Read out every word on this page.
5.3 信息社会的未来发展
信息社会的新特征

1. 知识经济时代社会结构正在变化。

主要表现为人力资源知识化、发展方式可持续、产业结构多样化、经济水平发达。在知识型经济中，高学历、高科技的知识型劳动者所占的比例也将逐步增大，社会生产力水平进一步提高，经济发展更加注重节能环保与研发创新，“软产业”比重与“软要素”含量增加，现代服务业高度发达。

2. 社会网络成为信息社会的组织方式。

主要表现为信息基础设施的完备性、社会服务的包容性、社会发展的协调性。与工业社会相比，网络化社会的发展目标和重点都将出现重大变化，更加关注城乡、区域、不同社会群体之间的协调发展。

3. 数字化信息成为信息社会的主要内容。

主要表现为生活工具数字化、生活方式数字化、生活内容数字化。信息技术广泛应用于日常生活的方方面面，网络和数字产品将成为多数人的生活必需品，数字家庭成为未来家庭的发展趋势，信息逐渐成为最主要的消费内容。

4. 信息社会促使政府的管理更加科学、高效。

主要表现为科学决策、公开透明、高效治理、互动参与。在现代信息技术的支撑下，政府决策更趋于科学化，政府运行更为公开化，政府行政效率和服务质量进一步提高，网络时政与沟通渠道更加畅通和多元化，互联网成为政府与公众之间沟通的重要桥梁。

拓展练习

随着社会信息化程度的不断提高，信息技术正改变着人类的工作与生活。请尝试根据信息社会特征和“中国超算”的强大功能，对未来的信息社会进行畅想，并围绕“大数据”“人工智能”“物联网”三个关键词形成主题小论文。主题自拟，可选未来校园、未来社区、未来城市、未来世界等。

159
---
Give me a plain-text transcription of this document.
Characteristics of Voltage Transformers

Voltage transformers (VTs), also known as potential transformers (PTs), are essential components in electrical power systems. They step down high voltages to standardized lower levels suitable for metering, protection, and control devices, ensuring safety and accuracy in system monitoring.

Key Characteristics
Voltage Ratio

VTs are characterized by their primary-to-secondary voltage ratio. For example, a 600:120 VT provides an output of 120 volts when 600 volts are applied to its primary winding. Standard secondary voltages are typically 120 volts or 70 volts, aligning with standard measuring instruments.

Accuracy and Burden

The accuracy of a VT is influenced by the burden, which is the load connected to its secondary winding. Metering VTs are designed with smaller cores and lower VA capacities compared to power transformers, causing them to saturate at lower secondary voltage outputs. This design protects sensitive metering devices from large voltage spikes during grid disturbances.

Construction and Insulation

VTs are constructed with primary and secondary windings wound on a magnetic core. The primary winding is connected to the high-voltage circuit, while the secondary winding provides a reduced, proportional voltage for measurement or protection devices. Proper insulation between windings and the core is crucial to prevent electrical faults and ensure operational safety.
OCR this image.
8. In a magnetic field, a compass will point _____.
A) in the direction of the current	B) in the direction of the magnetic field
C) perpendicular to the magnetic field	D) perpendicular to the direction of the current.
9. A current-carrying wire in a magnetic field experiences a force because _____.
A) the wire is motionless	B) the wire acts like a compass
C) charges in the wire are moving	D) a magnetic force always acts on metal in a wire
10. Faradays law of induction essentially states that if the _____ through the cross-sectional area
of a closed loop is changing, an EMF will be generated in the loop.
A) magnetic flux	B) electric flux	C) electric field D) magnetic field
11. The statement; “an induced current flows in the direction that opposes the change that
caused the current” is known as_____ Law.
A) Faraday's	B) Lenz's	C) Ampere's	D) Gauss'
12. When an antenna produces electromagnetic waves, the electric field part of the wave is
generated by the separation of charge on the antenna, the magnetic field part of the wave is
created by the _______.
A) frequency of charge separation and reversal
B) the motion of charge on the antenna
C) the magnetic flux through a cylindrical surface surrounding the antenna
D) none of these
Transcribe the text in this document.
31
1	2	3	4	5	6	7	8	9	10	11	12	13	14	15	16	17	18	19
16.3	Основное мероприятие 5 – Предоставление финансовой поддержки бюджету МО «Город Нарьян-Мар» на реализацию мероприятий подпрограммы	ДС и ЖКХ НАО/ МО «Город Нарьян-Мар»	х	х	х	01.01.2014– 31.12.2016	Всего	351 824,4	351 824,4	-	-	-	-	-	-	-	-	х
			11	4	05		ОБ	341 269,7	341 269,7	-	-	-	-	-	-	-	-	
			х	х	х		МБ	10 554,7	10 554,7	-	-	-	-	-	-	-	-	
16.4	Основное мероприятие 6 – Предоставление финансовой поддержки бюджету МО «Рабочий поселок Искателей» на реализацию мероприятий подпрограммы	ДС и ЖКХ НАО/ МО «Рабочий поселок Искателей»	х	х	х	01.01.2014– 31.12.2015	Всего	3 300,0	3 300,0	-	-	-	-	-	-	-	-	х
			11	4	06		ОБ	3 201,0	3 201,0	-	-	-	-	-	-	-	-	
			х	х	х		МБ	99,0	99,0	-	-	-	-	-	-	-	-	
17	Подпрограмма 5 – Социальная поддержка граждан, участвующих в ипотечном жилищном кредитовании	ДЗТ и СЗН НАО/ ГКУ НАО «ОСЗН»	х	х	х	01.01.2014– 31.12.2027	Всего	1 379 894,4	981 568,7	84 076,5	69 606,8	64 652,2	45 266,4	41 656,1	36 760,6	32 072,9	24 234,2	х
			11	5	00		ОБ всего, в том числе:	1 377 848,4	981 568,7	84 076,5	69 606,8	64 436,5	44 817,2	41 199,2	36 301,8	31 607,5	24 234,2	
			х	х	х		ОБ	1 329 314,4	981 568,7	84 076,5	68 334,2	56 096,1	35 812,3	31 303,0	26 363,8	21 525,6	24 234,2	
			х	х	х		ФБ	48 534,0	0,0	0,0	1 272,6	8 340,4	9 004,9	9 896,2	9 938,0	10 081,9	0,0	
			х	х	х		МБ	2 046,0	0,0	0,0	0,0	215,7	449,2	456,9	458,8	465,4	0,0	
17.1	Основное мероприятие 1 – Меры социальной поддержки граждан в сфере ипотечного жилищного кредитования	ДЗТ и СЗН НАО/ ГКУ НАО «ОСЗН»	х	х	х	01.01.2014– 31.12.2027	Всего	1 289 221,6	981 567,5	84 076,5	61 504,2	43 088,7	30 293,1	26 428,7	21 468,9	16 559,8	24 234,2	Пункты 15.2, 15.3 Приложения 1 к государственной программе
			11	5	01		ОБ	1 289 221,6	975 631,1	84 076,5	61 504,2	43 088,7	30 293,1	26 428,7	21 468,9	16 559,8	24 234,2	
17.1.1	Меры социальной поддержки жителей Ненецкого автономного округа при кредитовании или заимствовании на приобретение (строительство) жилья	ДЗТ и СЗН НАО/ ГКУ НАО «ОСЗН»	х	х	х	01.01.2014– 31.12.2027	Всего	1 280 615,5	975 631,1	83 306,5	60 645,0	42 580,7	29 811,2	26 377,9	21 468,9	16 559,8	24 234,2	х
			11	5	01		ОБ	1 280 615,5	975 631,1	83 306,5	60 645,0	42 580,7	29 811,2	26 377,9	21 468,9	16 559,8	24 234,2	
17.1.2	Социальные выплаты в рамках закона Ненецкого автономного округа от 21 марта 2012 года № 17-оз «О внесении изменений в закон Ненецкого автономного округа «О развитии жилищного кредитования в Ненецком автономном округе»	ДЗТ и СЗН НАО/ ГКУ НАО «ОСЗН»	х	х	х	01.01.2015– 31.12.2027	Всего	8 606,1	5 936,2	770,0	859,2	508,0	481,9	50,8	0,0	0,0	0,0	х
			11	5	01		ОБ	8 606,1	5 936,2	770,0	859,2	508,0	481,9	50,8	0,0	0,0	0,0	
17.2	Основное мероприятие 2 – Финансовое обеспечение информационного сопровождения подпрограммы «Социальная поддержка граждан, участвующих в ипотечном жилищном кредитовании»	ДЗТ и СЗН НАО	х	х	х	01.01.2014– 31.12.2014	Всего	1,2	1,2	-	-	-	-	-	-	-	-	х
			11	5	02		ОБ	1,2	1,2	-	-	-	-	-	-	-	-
---
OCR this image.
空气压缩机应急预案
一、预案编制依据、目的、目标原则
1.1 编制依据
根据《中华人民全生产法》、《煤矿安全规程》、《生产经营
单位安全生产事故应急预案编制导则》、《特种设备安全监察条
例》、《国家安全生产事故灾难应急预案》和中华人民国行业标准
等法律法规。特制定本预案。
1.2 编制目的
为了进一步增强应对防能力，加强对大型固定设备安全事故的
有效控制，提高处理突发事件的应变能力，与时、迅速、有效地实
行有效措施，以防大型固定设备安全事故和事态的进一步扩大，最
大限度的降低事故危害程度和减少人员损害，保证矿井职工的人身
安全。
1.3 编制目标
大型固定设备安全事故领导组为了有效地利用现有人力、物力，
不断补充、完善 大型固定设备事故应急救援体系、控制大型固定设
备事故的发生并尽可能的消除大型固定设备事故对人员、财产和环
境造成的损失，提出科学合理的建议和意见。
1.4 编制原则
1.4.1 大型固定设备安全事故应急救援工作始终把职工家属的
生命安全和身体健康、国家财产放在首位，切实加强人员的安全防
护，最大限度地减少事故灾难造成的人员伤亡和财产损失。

> INSTRUCTION
Scan the records for the string "flux". Copy each line in which it appears.

> COMPLETE RESPONSE
A) magnetic flux	B) electric flux	C) electric field D) magnetic field
C) the magnetic flux through a cylindrical surface surrounding the antenna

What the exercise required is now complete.